What follows is a listing; give it again exactly, in its entirety.

Figure contents as structured data
+++++
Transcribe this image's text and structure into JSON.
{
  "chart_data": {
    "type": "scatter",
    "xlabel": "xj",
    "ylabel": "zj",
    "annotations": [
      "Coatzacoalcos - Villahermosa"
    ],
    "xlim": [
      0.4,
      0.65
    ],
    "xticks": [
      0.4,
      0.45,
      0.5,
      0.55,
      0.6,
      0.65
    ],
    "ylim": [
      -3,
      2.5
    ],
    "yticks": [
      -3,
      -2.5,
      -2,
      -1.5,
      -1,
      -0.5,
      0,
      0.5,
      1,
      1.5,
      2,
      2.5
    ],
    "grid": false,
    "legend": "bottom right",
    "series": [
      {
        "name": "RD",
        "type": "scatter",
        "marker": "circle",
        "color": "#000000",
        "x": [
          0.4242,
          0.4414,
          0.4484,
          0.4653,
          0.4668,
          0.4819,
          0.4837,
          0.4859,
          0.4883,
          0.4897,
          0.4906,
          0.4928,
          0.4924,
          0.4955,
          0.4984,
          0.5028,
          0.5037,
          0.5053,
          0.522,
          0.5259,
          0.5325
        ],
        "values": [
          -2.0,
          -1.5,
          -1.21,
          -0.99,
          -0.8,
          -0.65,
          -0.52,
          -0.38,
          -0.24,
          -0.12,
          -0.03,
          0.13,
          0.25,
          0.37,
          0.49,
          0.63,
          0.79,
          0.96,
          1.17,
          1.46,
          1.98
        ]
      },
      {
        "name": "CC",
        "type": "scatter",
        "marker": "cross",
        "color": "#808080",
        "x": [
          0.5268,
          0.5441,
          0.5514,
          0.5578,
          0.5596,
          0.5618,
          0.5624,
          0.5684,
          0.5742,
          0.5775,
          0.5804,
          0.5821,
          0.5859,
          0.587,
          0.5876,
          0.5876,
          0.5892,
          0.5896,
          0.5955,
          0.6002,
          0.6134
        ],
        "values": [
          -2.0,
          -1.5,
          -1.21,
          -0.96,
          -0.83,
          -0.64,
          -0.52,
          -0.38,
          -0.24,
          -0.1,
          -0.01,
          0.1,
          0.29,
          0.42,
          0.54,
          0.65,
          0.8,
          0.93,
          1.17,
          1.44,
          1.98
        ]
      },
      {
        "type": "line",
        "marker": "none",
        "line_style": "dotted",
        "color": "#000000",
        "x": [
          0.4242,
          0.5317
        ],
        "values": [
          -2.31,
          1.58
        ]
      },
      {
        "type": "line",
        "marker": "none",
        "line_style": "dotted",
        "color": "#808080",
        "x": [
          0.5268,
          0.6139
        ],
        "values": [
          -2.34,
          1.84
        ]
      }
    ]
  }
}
+++++
Final answer:
Transcribe this image's text and structure into JSON.
{
  "chart_data": {
    "type": "scatter",
    "xlabel": "xj",
    "ylabel": "zj",
    "annotations": [
      "Coatzacoalcos - Villahermosa"
    ],
    "xlim": [
      0.4,
      0.65
    ],
    "xticks": [
      0.4,
      0.45,
      0.5,
      0.55,
      0.6,
      0.65
    ],
    "ylim": [
      -3,
      2.5
    ],
    "yticks": [
      -3,
      -2.5,
      -2,
      -1.5,
      -1,
      -0.5,
      0,
      0.5,
      1,
      1.5,
      2,
      2.5
    ],
    "grid": false,
    "legend": "bottom right",
    "series": [
      {
        "name": "RD",
        "type": "scatter",
        "marker": "circle",
        "color": "#000000",
        "x": [
          0.4242,
          0.4414,
          0.4484,
          0.4653,
          0.4668,
          0.4819,
          0.4837,
          0.4859,
          0.4883,
          0.4897,
          0.4906,
          0.4928,
          0.4924,
          0.4955,
          0.4984,
          0.5028,
          0.5037,
          0.5053,
          0.522,
          0.5259,
          0.5325
        ],
        "values": [
          -2.0,
          -1.5,
          -1.21,
          -0.99,
          -0.8,
          -0.65,
          -0.52,
          -0.38,
          -0.24,
          -0.12,
          -0.03,
          0.13,
          0.25,
          0.37,
          0.49,
          0.63,
          0.79,
          0.96,
          1.17,
          1.46,
          1.98
        ]
      },
      {
        "name": "CC",
        "type": "scatter",
        "marker": "cross",
        "color": "#808080",
        "x": [
          0.5268,
          0.5441,
          0.5514,
          0.5578,
          0.5596,
          0.5618,
          0.5624,
          0.5684,
          0.5742,
          0.5775,
          0.5804,
          0.5821,
          0.5859,
          0.587,
          0.5876,
          0.5876,
          0.5892,
          0.5896,
          0.5955,
          0.6002,
          0.6134
        ],
        "values": [
          -2.0,
          -1.5,
          -1.21,
          -0.96,
          -0.83,
          -0.64,
          -0.52,
          -0.38,
          -0.24,
          -0.1,
          -0.01,
          0.1,
          0.29,
          0.42,
          0.54,
          0.65,
          0.8,
          0.93,
          1.17,
          1.44,
          1.98
        ]
      },
      {
        "type": "line",
        "marker": "none",
        "line_style": "dotted",
        "color": "#000000",
        "x": [
          0.4242,
          0.5317
        ],
        "values": [
          -2.31,
          1.58
        ]
      },
      {
        "type": "line",
        "marker": "none",
        "line_style": "dotted",
        "color": "#808080",
        "x": [
          0.5268,
          0.6139
        ],
        "values": [
          -2.34,
          1.84
        ]
      }
    ]
  }
}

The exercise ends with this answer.